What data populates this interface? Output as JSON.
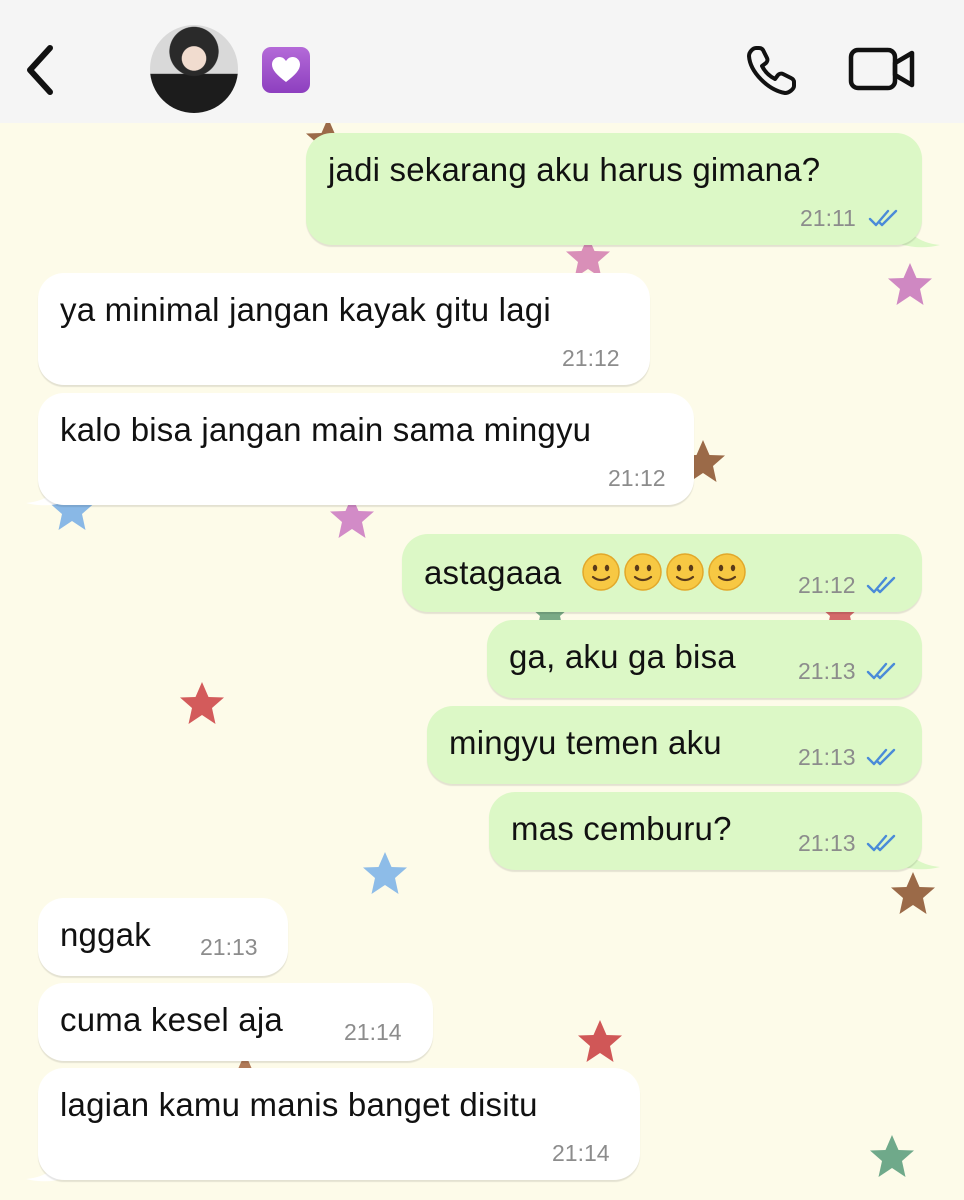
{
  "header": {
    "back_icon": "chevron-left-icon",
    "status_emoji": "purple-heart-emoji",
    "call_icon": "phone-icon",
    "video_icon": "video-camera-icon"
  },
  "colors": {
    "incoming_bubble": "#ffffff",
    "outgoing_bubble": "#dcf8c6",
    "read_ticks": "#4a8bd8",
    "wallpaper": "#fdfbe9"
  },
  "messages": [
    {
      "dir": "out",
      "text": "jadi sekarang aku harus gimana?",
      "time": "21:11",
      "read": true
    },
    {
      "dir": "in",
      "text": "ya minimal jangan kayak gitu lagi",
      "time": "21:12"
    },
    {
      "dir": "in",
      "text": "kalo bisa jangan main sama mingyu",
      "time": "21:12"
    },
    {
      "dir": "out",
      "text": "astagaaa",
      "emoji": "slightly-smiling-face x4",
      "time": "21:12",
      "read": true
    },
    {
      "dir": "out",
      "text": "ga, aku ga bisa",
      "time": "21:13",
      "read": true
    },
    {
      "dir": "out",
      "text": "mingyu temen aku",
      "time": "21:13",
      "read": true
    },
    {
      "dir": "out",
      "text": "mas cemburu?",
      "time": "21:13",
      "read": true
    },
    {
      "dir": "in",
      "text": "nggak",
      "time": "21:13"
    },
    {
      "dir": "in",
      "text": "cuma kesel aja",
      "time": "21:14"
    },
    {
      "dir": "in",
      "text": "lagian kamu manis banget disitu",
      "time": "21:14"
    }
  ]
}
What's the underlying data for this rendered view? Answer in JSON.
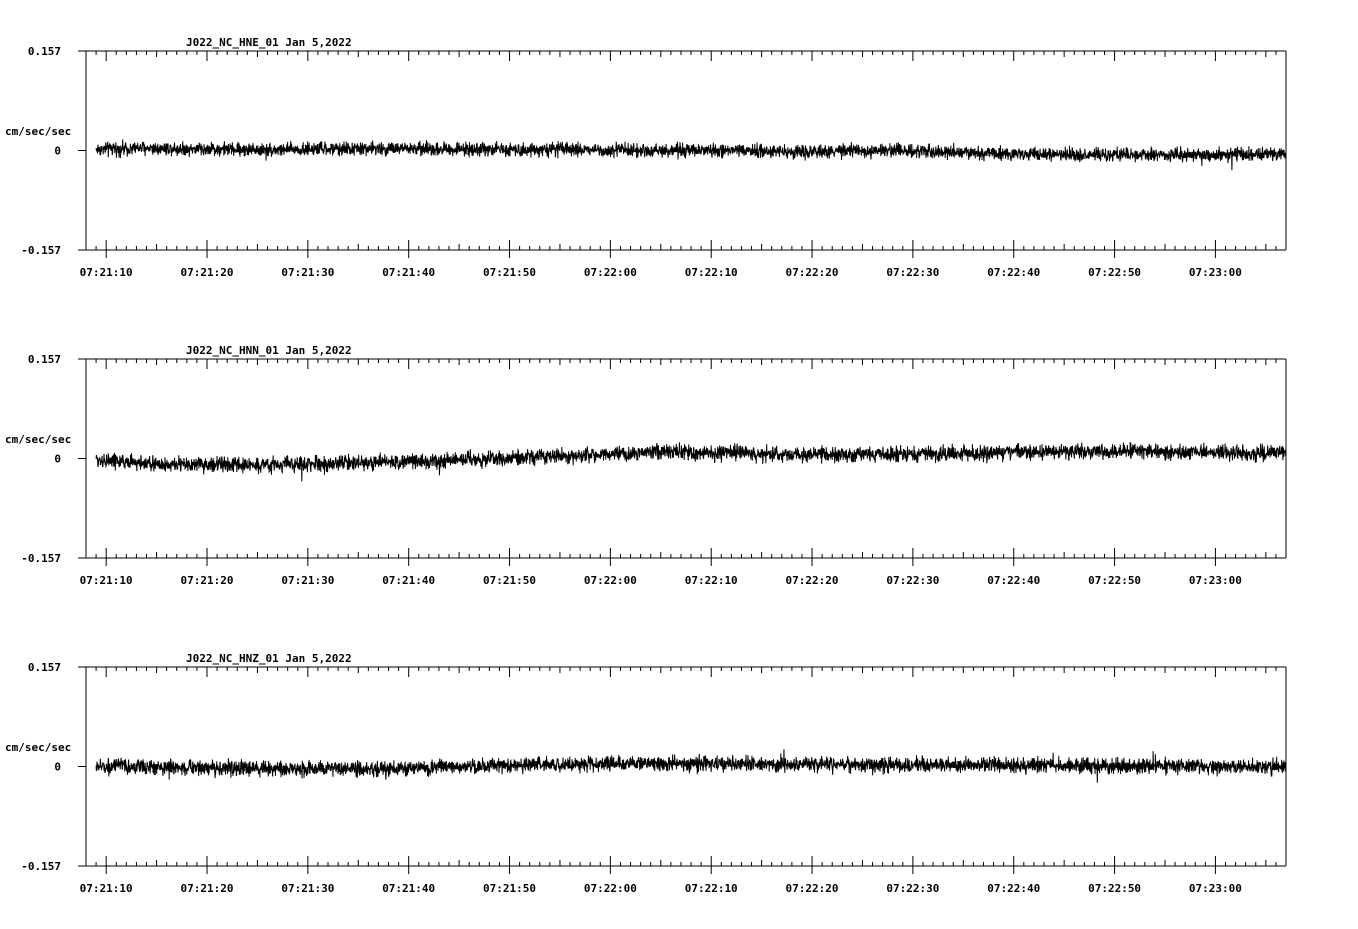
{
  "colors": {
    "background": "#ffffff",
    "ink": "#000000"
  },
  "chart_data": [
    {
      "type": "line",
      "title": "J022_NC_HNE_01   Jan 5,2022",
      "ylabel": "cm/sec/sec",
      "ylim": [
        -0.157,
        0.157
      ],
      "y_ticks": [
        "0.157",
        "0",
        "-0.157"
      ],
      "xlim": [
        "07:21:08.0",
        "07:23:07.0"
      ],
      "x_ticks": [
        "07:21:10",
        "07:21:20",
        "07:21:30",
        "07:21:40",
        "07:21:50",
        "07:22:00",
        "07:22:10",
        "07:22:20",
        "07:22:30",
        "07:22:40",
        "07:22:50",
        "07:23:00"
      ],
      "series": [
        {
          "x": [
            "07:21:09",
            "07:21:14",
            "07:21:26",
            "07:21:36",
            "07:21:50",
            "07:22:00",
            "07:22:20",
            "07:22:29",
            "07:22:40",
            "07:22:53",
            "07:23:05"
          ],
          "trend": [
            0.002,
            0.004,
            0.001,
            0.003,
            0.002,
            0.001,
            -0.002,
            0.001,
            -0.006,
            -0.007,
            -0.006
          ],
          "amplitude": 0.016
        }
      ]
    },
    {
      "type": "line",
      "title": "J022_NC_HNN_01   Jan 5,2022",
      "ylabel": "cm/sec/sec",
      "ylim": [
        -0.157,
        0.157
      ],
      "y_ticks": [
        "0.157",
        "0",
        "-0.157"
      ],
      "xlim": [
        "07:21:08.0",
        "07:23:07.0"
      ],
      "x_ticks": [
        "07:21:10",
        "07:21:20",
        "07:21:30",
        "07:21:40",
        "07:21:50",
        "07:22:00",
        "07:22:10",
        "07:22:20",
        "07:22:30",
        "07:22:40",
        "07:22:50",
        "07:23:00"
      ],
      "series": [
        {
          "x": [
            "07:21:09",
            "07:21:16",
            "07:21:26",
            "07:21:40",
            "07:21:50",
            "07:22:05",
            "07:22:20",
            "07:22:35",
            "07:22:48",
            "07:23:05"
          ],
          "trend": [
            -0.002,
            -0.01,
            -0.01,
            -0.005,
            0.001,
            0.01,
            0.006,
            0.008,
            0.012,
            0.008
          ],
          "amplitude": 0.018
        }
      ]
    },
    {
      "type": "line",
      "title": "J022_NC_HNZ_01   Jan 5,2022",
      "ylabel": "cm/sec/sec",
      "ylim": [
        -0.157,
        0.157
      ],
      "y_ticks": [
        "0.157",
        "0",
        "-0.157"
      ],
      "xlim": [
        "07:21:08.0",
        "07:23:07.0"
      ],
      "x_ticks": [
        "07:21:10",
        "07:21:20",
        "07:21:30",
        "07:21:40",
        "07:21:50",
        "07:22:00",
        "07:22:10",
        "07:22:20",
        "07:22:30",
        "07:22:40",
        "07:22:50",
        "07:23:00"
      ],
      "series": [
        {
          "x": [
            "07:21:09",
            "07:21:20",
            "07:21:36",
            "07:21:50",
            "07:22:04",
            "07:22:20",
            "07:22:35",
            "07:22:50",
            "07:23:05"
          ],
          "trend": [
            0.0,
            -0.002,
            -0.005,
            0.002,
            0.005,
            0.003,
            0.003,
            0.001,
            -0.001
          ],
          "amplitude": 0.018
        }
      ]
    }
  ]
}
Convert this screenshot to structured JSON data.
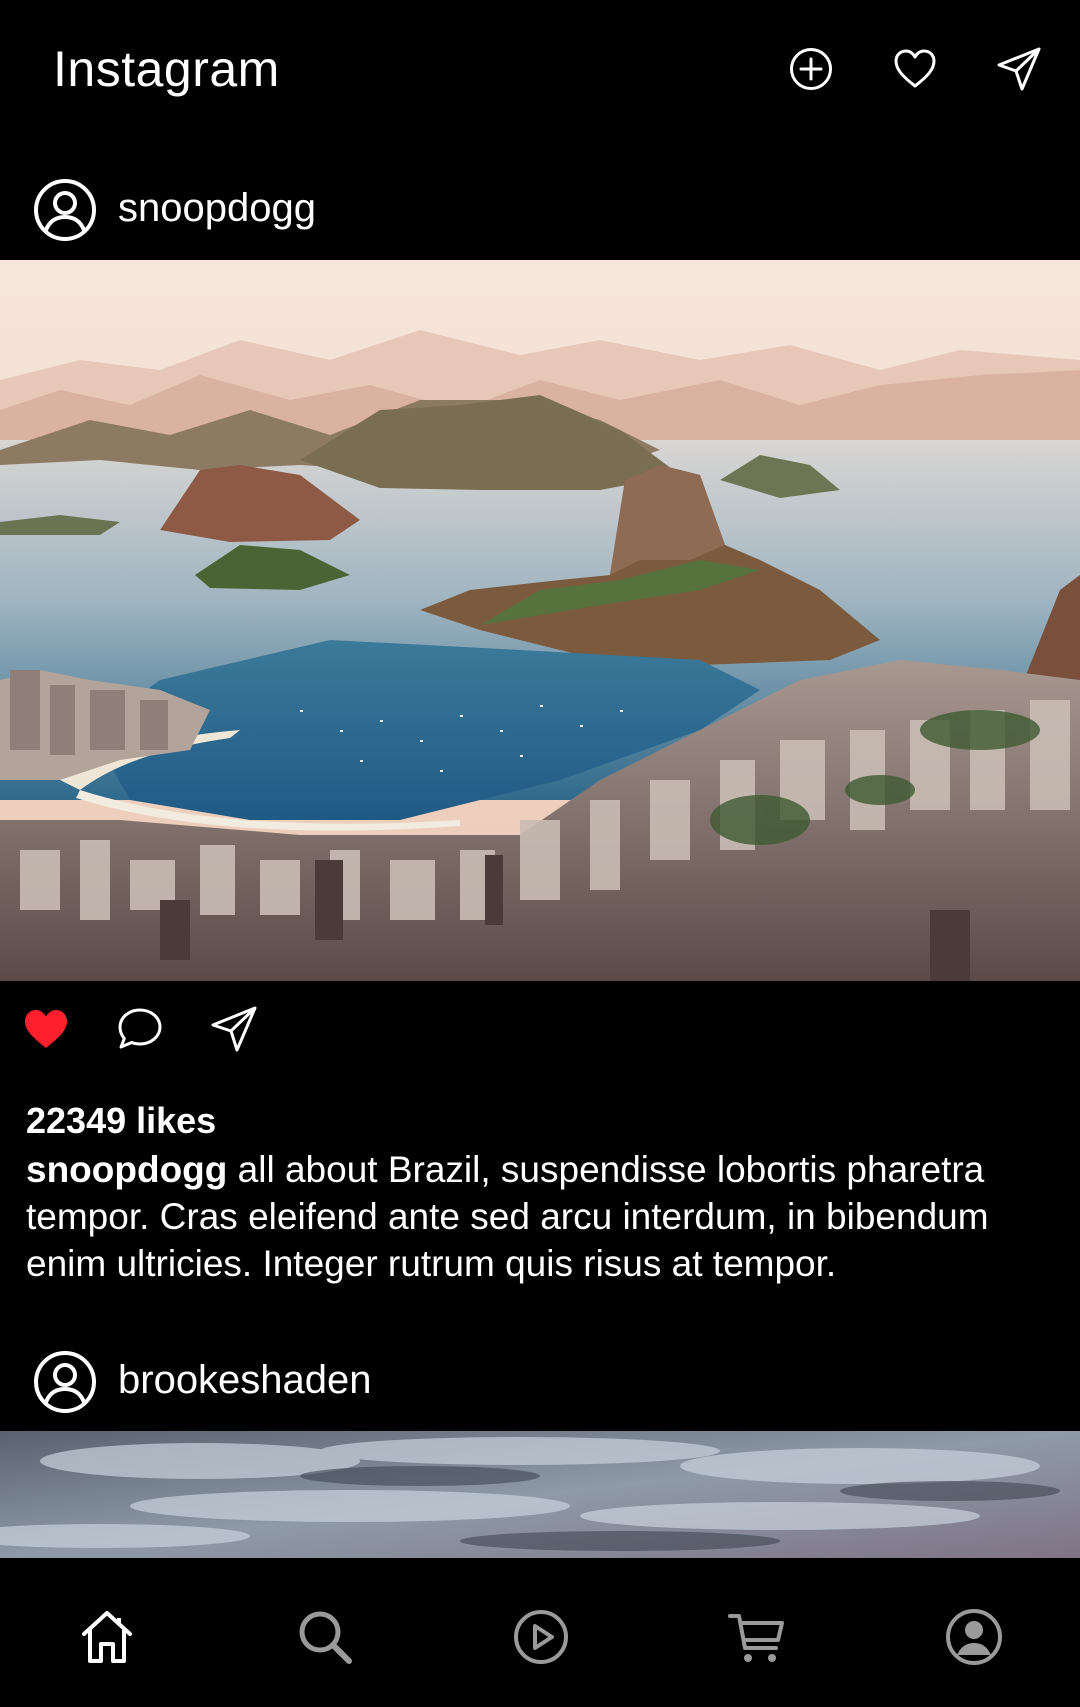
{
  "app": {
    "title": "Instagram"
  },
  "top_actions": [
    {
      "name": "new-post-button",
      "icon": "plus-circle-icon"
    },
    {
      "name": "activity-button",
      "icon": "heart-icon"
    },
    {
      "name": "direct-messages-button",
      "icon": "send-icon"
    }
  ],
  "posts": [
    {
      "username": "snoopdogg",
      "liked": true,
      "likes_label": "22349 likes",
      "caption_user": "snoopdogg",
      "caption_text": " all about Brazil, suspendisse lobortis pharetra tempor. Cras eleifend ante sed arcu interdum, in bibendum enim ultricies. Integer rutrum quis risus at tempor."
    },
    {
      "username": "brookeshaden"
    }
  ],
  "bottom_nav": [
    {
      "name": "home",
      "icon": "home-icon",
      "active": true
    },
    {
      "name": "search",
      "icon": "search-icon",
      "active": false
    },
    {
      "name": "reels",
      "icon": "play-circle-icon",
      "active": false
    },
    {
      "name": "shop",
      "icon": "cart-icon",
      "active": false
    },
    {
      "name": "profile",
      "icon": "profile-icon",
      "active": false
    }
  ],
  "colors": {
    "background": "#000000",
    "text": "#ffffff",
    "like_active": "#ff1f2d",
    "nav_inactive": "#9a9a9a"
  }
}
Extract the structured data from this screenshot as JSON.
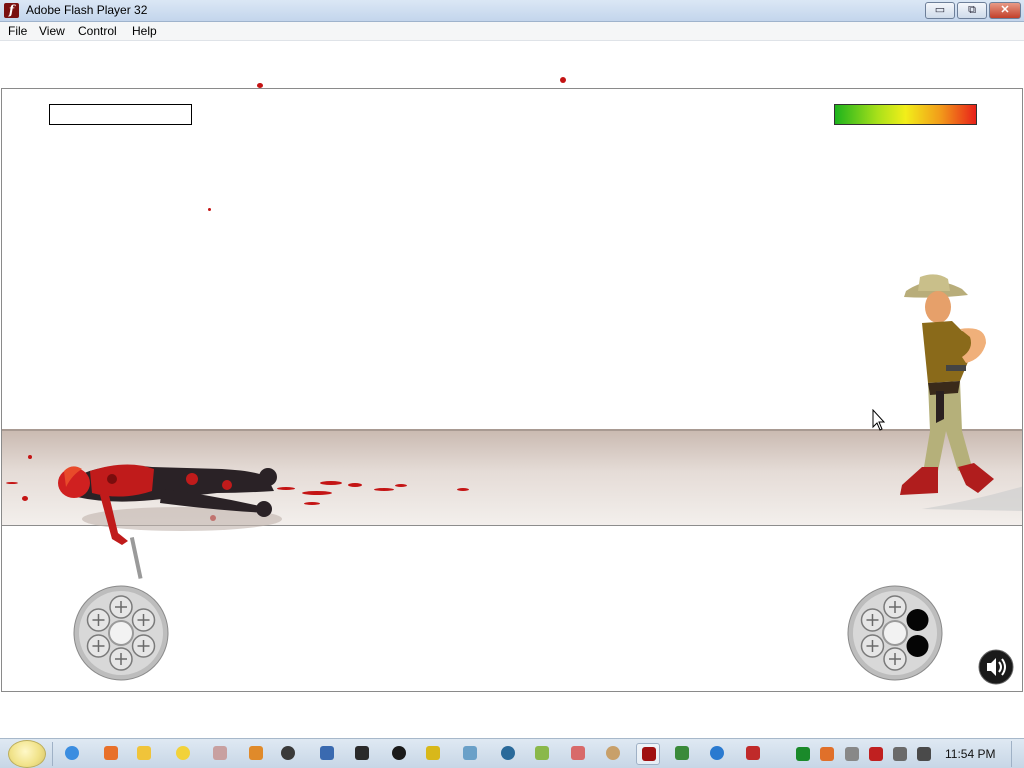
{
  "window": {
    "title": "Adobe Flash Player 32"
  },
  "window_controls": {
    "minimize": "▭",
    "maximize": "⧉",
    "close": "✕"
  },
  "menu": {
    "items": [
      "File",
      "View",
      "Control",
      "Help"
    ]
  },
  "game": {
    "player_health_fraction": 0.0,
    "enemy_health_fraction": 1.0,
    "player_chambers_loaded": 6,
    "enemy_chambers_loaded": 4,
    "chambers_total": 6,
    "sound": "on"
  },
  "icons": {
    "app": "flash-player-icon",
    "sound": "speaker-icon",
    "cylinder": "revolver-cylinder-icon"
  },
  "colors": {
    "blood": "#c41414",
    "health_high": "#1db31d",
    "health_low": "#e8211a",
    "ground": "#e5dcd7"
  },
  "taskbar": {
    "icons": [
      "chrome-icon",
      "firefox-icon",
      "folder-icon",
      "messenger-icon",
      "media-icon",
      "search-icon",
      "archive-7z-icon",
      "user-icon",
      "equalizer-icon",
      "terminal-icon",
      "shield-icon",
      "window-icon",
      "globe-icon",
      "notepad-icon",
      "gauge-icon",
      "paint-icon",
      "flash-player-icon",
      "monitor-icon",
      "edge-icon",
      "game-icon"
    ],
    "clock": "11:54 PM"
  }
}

### Task to carry out
Using the listing above, show every line that includes the string "jangan".

### Exercise response
      "text": "ya minimal jangan kayak gitu lagi",
      "text": "kalo bisa jangan main sama mingyu",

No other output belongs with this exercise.